■ Data records:
┌──
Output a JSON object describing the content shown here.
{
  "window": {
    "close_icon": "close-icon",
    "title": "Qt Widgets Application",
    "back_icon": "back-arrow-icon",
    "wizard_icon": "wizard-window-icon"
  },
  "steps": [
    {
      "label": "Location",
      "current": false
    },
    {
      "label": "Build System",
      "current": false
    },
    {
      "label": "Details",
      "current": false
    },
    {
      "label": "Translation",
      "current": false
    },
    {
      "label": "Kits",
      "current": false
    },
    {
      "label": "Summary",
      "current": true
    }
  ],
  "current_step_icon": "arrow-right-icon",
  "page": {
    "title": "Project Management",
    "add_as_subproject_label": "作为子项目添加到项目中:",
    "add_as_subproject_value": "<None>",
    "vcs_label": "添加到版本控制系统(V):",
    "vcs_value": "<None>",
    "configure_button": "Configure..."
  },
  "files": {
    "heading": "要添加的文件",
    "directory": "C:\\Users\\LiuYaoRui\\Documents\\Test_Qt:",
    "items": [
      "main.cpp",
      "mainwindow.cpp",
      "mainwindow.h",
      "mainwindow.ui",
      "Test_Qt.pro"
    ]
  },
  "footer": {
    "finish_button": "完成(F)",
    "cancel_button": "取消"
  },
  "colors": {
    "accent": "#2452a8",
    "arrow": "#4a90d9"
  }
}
└──
■ Written task: Each entry must be reproduced verbatim.

■ Written reply:
Output a JSON object describing the content shown here.
{
  "window": {
    "close_icon": "close-icon",
    "title": "Qt Widgets Application",
    "back_icon": "back-arrow-icon",
    "wizard_icon": "wizard-window-icon"
  },
  "steps": [
    {
      "label": "Location",
      "current": false
    },
    {
      "label": "Build System",
      "current": false
    },
    {
      "label": "Details",
      "current": false
    },
    {
      "label": "Translation",
      "current": false
    },
    {
      "label": "Kits",
      "current": false
    },
    {
      "label": "Summary",
      "current": true
    }
  ],
  "current_step_icon": "arrow-right-icon",
  "page": {
    "title": "Project Management",
    "add_as_subproject_label": "作为子项目添加到项目中:",
    "add_as_subproject_value": "<None>",
    "vcs_label": "添加到版本控制系统(V):",
    "vcs_value": "<None>",
    "configure_button": "Configure..."
  },
  "files": {
    "heading": "要添加的文件",
    "directory": "C:\\Users\\LiuYaoRui\\Documents\\Test_Qt:",
    "items": [
      "main.cpp",
      "mainwindow.cpp",
      "mainwindow.h",
      "mainwindow.ui",
      "Test_Qt.pro"
    ]
  },
  "footer": {
    "finish_button": "完成(F)",
    "cancel_button": "取消"
  },
  "colors": {
    "accent": "#2452a8",
    "arrow": "#4a90d9"
  }
}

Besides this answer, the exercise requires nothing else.